Un nuevo estudio ha demostrado que la complejidad de los circuitos cuánticos unitarios aleatorios crece de forma casi lineal con el tiempo, a un ritmo de Ω(T/log T). Este hallazgo es significativo para comprender cómo la información se procesa y se vuelve incompresible en sistemas cuánticos complejos. La complejidad de un circuito se refiere al número mínimo de puertas cuánticas necesarias para implementarlo, y su crecimiento lineal sugiere que estos circuitos se vuelven intrínsecamente más difíciles de simular o describir a medida que evolucionan.
Este resultado mejora las cotas inferiores previas para el crecimiento de la complejidad, que se derivaban de propiedades como las brechas espectrales y los diseños unitarios. Las estimaciones anteriores mostraban una dependencia polinómica de n (el tamaño del sistema), mientras que el nuevo límite es independiente de n, lo que lo hace más general y robusto. La cota es válida para un amplio rango de tiempos, desde T=2 hasta T=4ⁿ, abarcando la mayor parte de la evolución relevante de estos sistemas.
La metodología empleada en esta investigación se basa en una combinación de cálculo estocástico, análisis funcional geométrico y álgebra lineal aleatorizada. En lugar de depender de la convergencia a diseños unitarios de alto orden, el enfoque explota la respuesta del circuito a pequeñas variaciones en puertas individuales. Esta técnica permite una caracterización más precisa de cómo la complejidad se acumula gate a gate, proporcionando una nueva perspectiva sobre la dinámica de la información en circuitos cuánticos aleatorios.

## Datos proporcionados

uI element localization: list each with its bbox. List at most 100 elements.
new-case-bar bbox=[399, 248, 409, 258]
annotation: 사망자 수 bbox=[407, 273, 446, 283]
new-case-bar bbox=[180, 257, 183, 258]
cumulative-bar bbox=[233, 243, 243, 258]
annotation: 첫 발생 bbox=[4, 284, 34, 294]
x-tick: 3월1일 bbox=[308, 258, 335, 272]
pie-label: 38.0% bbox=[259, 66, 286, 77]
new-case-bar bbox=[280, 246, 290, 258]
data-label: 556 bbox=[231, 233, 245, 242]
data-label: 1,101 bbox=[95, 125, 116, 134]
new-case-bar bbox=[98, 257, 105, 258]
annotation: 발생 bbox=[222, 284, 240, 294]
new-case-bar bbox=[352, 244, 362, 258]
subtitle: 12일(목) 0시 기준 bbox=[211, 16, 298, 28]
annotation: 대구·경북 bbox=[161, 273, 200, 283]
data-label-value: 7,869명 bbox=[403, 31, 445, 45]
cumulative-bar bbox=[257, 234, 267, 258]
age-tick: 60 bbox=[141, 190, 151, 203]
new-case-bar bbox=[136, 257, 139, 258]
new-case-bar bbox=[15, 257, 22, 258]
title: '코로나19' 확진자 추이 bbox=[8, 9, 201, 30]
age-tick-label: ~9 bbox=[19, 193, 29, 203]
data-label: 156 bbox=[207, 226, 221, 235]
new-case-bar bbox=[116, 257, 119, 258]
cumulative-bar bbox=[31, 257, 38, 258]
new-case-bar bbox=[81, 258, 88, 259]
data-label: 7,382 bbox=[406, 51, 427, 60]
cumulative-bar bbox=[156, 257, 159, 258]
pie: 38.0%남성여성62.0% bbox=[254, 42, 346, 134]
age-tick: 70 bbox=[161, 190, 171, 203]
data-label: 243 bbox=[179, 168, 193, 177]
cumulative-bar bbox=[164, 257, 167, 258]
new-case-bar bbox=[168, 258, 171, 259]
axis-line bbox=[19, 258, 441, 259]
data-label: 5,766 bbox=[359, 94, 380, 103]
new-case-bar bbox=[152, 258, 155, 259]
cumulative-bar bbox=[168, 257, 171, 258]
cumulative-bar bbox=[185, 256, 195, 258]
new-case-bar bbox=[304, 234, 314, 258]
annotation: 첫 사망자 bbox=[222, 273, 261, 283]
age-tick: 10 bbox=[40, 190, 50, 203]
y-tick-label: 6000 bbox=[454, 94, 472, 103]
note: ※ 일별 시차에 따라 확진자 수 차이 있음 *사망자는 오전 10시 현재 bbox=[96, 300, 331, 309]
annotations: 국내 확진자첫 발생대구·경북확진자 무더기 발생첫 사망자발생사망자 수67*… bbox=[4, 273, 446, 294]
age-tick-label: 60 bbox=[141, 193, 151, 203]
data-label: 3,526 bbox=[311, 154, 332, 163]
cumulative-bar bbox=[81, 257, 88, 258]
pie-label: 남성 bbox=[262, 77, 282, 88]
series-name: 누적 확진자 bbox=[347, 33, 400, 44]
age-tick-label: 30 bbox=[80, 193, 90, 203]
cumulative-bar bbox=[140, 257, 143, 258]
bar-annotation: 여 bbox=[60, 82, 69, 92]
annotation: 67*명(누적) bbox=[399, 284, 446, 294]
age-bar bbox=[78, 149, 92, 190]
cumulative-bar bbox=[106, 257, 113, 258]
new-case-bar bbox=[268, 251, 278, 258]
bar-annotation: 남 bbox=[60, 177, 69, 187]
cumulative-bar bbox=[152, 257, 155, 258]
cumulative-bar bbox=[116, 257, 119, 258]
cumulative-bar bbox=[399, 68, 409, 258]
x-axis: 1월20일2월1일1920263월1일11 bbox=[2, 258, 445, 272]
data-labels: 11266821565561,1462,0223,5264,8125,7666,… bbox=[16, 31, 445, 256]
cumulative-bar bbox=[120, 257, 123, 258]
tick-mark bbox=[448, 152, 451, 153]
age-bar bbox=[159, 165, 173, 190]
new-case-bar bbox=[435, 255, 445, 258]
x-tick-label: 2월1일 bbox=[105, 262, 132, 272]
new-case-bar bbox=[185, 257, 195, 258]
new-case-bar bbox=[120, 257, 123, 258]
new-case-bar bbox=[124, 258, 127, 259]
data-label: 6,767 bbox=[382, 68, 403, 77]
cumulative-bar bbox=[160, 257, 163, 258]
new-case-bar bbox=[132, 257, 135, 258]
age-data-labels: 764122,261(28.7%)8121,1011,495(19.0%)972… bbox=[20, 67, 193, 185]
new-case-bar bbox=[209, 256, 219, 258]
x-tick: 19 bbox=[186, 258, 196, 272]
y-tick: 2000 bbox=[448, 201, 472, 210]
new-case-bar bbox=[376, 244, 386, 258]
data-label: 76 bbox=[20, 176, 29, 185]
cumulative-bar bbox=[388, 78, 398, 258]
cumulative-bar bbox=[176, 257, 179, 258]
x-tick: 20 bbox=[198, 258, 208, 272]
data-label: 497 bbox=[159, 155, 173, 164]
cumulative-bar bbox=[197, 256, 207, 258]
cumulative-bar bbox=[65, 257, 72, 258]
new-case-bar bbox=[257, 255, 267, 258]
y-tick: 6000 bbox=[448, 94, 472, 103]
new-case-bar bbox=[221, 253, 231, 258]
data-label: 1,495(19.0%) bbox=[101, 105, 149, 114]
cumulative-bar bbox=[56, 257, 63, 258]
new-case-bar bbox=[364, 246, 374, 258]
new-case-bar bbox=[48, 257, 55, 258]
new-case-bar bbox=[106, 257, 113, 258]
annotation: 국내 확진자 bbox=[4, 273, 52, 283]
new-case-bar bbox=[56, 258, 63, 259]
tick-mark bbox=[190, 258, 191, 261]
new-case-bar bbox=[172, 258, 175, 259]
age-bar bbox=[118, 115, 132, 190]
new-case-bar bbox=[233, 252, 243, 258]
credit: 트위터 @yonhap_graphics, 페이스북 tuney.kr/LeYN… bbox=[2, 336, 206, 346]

## Enunciado del problema
Transcriba del texto sobre la complejidad de los circuitos cuánticos aleatorios todo lo que va desde "Este resultado mejora" hasta "de estos sistemas.", sin alterar nada. Los datos no intervienen en este ejercicio.

## Resultado
Este resultado mejora las cotas inferiores previas para el crecimiento de la complejidad, que se derivaban de propiedades como las brechas espectrales y los diseños unitarios. Las estimaciones anteriores mostraban una dependencia polinómica de n (el tamaño del sistema), mientras que el nuevo límite es independiente de n, lo que lo hace más general y robusto. La cota es válida para un amplio rango de tiempos, desde T=2 hasta T=4ⁿ, abarcando la mayor parte de la evolución relevante de estos sistemas.